- **Exercise objective**:
Each line containing the word "étranger" must be reported.

----------

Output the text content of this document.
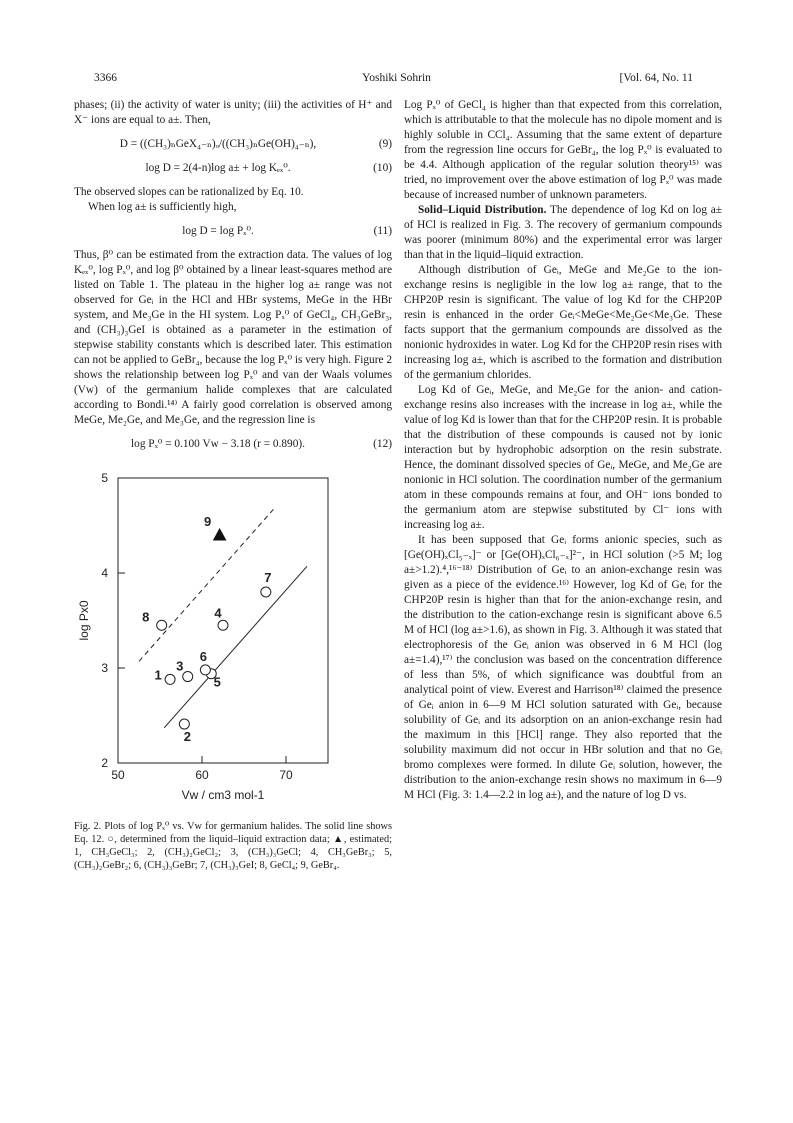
3366	Yoshiki Sohrin	[Vol. 64, No. 11

phases; (ii) the activity of water is unity; (iii) the activities of H⁺ and X⁻ ions are equal to a±. Then,

D = ((CH₃)ₙGeX₄₋ₙ)ₒ/((CH₃)ₙGe(OH)₄₋ₙ),	(9)
log D = 2(4-n)log a± + log Kₑₓ⁰.	(10)

The observed slopes can be rationalized by Eq. 10.

When log a± is sufficiently high,

log D = log Pₓ⁰.	(11)

Thus, β⁰ can be estimated from the extraction data. The values of log Kₑₓ⁰, log Pₓ⁰, and log β⁰ obtained by a linear least-squares method are listed on Table 1. The plateau in the higher log a± range was not observed for Geᵢ in the HCl and HBr systems, MeGe in the HBr system, and Me₃Ge in the HI system. Log Pₓ⁰ of GeCl₄, CH₃GeBr₃, and (CH₃)₃GeI is obtained as a parameter in the estimation of stepwise stability constants which is described later. This estimation can not be applied to GeBr₄, because the log Pₓ⁰ is very high. Figure 2 shows the relationship between log Pₓ⁰ and van der Waals volumes (Vw) of the germanium halide complexes that are calculated according to Bondi.¹⁴⁾ A fairly good correlation is observed among MeGe, Me₂Ge, and Me₃Ge, and the regression line is

log Pₓ⁰ = 0.100 Vw − 3.18 (r = 0.890).	(12)
50	60	70
2
3
4
5
1
2
3
4
5
6
7
8
9
Vw / cm3 mol-1
log Px0

Fig. 2. Plots of log Pₓ⁰ vs. Vw for germanium halides. The solid line shows Eq. 12. ○, determined from the liquid–liquid extraction data; ▲, estimated; 1, CH₃GeCl₃; 2, (CH₃)₂GeCl₂; 3, (CH₃)₃GeCl; 4, CH₃GeBr₃; 5, (CH₃)₂GeBr₂; 6, (CH₃)₃GeBr; 7, (CH₃)₃GeI; 8, GeCl₄; 9, GeBr₄.

Log Pₓ⁰ of GeCl₄ is higher than that expected from this correlation, which is attributable to that the molecule has no dipole moment and is highly soluble in CCl₄. Assuming that the same extent of departure from the regression line occurs for GeBr₄, the log Pₓ⁰ is evaluated to be 4.4. Although application of the regular solution theory¹⁵⁾ was tried, no improvement over the above estimation of log Pₓ⁰ was made because of increased number of unknown parameters.

Solid–Liquid Distribution. The dependence of log Kd on log a± of HCl is realized in Fig. 3. The recovery of germanium compounds was poorer (minimum 80%) and the experimental error was larger than that in the liquid–liquid extraction.

Although distribution of Geᵢ, MeGe and Me₂Ge to the ion-exchange resins is negligible in the low log a± range, that to the CHP20P resin is significant. The value of log Kd for the CHP20P resin is enhanced in the order Geᵢ<MeGe<Me₂Ge<Me₃Ge. These facts support that the germanium compounds are dissolved as the nonionic hydroxides in water. Log Kd for the CHP20P resin rises with increasing log a±, which is ascribed to the formation and distribution of the germanium chlorides.

Log Kd of Geᵢ, MeGe, and Me₂Ge for the anion- and cation-exchange resins also increases with the increase in log a±, while the value of log Kd is lower than that for the CHP20P resin. It is probable that the distribution of these compounds is caused not by ionic interaction but by hydrophobic adsorption on the resin substrate. Hence, the dominant dissolved species of Geᵢ, MeGe, and Me₂Ge are nonionic in HCl solution. The coordination number of the germanium atom in these compounds remains at four, and OH⁻ ions bonded to the germanium atom are stepwise substituted by Cl⁻ ions with increasing log a±.

It has been supposed that Geᵢ forms anionic species, such as [Ge(OH)ₓCl₅₋ₓ]⁻ or [Ge(OH)ₓCl₆₋ₓ]²⁻, in HCl solution (>5 M; log a±>1.2).⁴,¹⁶⁻¹⁸⁾ Distribution of Geᵢ to an anion-exchange resin was given as a piece of the evidence.¹⁶⁾ However, log Kd of Geᵢ for the CHP20P resin is higher than that for the anion-exchange resin, and the distribution to the cation-exchange resin is significant above 6.5 M of HCl (log a±>1.6), as shown in Fig. 3. Although it was stated that electrophoresis of the Geᵢ anion was observed in 6 M HCl (log a±=1.4),¹⁷⁾ the conclusion was based on the concentration difference of less than 5%, of which significance was doubtful from an analytical point of view. Everest and Harrison¹⁸⁾ claimed the presence of Geᵢ anion in 6—9 M HCl solution saturated with Geᵢ, because solubility of Geᵢ and its adsorption on an anion-exchange resin had the maximum in this [HCl] range. They also reported that the solubility maximum did not occur in HBr solution and that no Geᵢ bromo complexes were formed. In dilute Geᵢ solution, however, the distribution to the anion-exchange resin shows no maximum in 6—9 M HCl (Fig. 3: 1.4—2.2 in log a±), and the nature of log D vs.
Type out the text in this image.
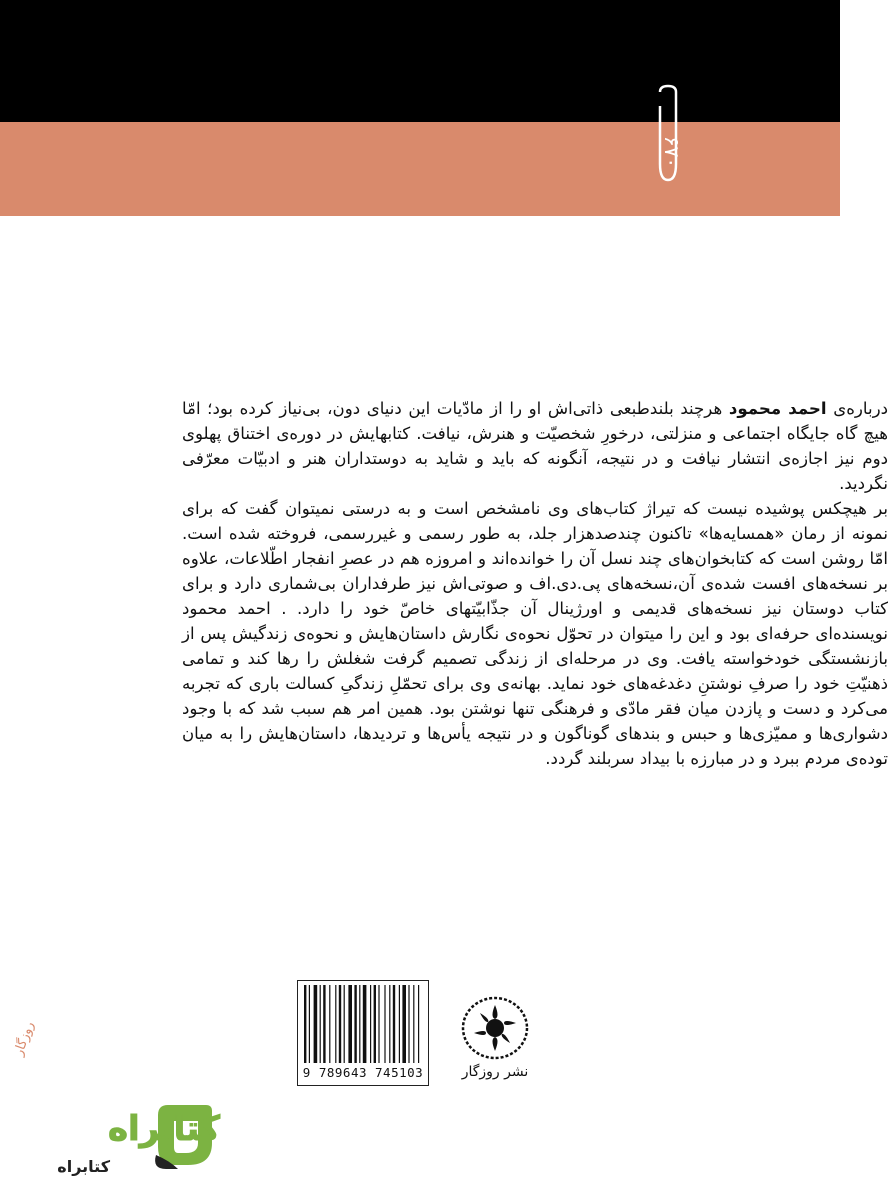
۶۷۰

درباره‌ی احمد محمود هرچند بلندطبعی ذاتی‌اش او را از مادّیات این دنیای دون، بی‌نیاز کرده بود؛ امّا هیچ گاه جایگاه اجتماعی و منزلتی، درخورِ شخصیّت و هنرش، نیافت. کتابهایش در دوره‌ی اختناق پهلوی دوم نیز اجازه‌ی انتشار نیافت و در نتیجه، آنگونه که باید و شاید به دوستداران هنر و ادبیّات معرّفی نگردید.

بر هیچکس پوشیده نیست که تیراژ کتاب‌های وی نامشخص است و به درستی نمیتوان گفت که برای نمونه از رمان «همسایه‌ها» تاکنون چندصدهزار جلد، به طور رسمی و غیررسمی، فروخته شده است. امّا روشن است که کتابخوان‌های چند نسل آن را خوانده‌اند و امروزه هم در عصرِ انفجار اطّلاعات، علاوه بر نسخه‌های افست شده‌ی آن،نسخه‌های پی.دی.اف و صوتی‌اش نیز طرفداران بی‌شماری دارد و برای کتاب دوستان نیز نسخه‌های قدیمی و اورژینال آن جذّابیّتهای خاصّ خود را دارد. . احمد محمود نویسنده‌ای حرفه‌ای بود و این را میتوان در تحوّل نحوه‌ی نگارش داستان‌هایش و نحوه‌ی زندگیش پس از بازنشستگی خودخواسته یافت. وی در مرحله‌ای از زندگی تصمیم گرفت شغلش را رها کند و تمامی ذهنیّتِ خود را صرفِ نوشتنِ دغدغه‌های خود نماید. بهانه‌ی وی برای تحمّلِ زندگیِ کسالت باری که تجربه می‌کرد و دست و پازدن میان فقر مادّی و فرهنگی تنها نوشتن بود. همین امر هم سبب شد که با وجود دشواری‌ها و ممیّزی‌ها و حبس و بندهای گوناگون و در نتیجه یأس‌ها و تردیدها، داستان‌هایش را به میان توده‌ی مردم ببرد و در مبارزه با بیداد سربلند گردد.

9 789643 745103	نشر روزگار
روزگار
کتابراه
کتابراه
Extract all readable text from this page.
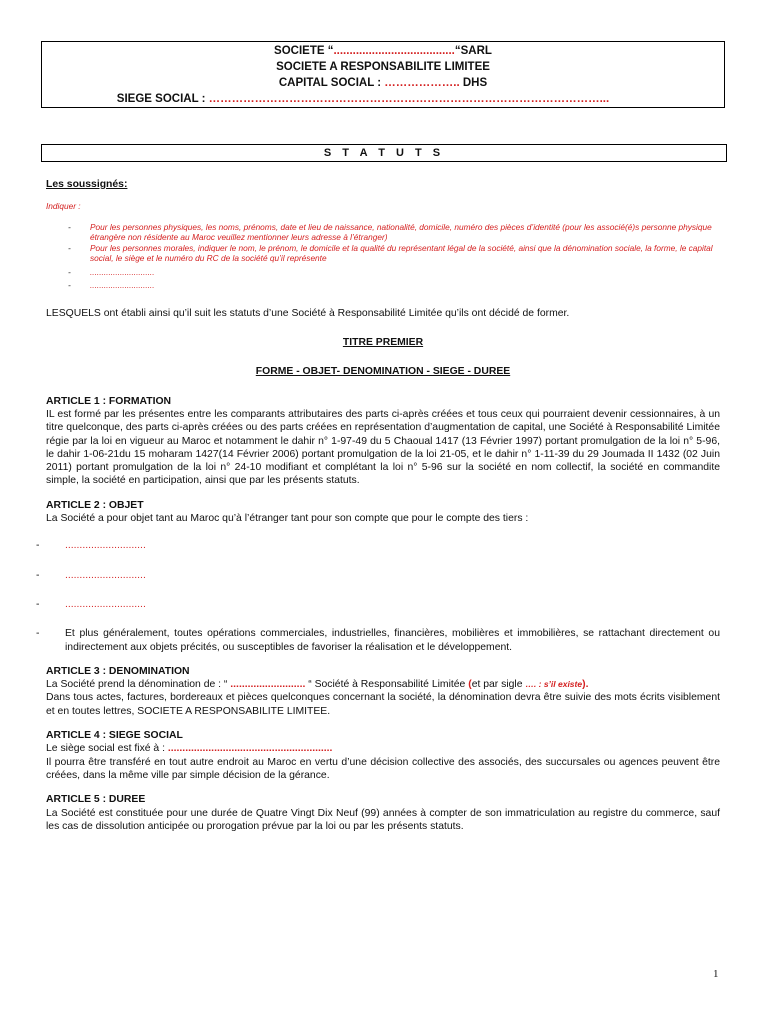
SOCIETE “......................................“SARL
SOCIETE A RESPONSABILITE LIMITEE
CAPITAL SOCIAL : ……………….. DHS
SIEGE SOCIAL : …………………………………………………………………………………………...
S T A T U T S

Les soussignés:

Indiquer :

- Pour les personnes physiques, les noms, prénoms, date et lieu de naissance, nationalité, domicile, numéro des pièces d’identité (pour les associé(é)s personne physique étrangère non résidente au Maroc veuillez mentionner leurs adresse à l’étranger)
- Pour les personnes morales, indiquer le nom, le prénom, le domicile et la qualité du représentant légal de la société, ainsi que la dénomination sociale, la forme, le capital social, le siège et le numéro du RC de la société qu’il représente
- ............................
- ............................

LESQUELS ont établi ainsi qu’il suit les statuts d’une Société à Responsabilité Limitée qu’ils ont décidé de former.

TITRE PREMIER

FORME - OBJET- DENOMINATION - SIEGE - DUREE

ARTICLE 1 : FORMATION

IL est formé par les présentes entre les comparants attributaires des parts ci-après créées et tous ceux qui pourraient devenir cessionnaires, à un titre quelconque, des parts ci-après créées ou des parts créées en représentation d’augmentation de capital, une Société à Responsabilité Limitée régie par la loi en vigueur au Maroc et notamment le dahir n° 1-97-49 du 5 Chaoual 1417 (13 Février 1997) portant promulgation de la loi n° 5-96, le dahir 1-06-21du 15 moharam 1427(14 Février 2006) portant promulgation de la loi 21-05, et le dahir n° 1-11-39 du 29 Joumada II 1432 (02 Juin 2011) portant promulgation de la loi n° 24-10 modifiant et complétant la loi n° 5-96 sur la société en nom collectif, la société en commandite simple, la société en participation, ainsi que par les présents statuts.

ARTICLE 2 : OBJET

La Société a pour objet tant au Maroc qu’à l’étranger tant pour son compte que pour le compte des tiers :

- ............................
- ............................
- ............................
- Et plus généralement, toutes opérations commerciales, industrielles, financières, mobilières et immobilières, se rattachant directement ou indirectement aux objets précités, ou susceptibles de favoriser la réalisation et le développement.

ARTICLE 3 : DENOMINATION

La Société prend la dénomination de : “ .......................... “ Société à Responsabilité Limitée (et par sigle …. : s’il existe).

Dans tous actes, factures, bordereaux et pièces quelconques concernant la société, la dénomination devra être suivie des mots écrits visiblement et en toutes lettres, SOCIETE A RESPONSABILITE LIMITEE.

ARTICLE 4 : SIEGE SOCIAL

Le siège social est fixé à : .........................................................

Il pourra être transféré en tout autre endroit au Maroc en vertu d’une décision collective des associés, des succursales ou agences peuvent être créées, dans la même ville par simple décision de la gérance.

ARTICLE 5 : DUREE

La Société est constituée pour une durée de Quatre Vingt Dix Neuf (99) années à compter de son immatriculation au registre du commerce, sauf les cas de dissolution anticipée ou prorogation prévue par la loi ou par les présents statuts.

1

----------

- **The result**:
- Pour les personnes physiques, les noms, prénoms, date et lieu de naissance, nationalité, domicile, numéro des pièces d’identité (pour les associé(é)s personne physique étrangère non résidente au Maroc veuillez mentionner leurs adresse à l’étranger)
La Société a pour objet tant au Maroc qu’à l’étranger tant pour son compte que pour le compte des tiers :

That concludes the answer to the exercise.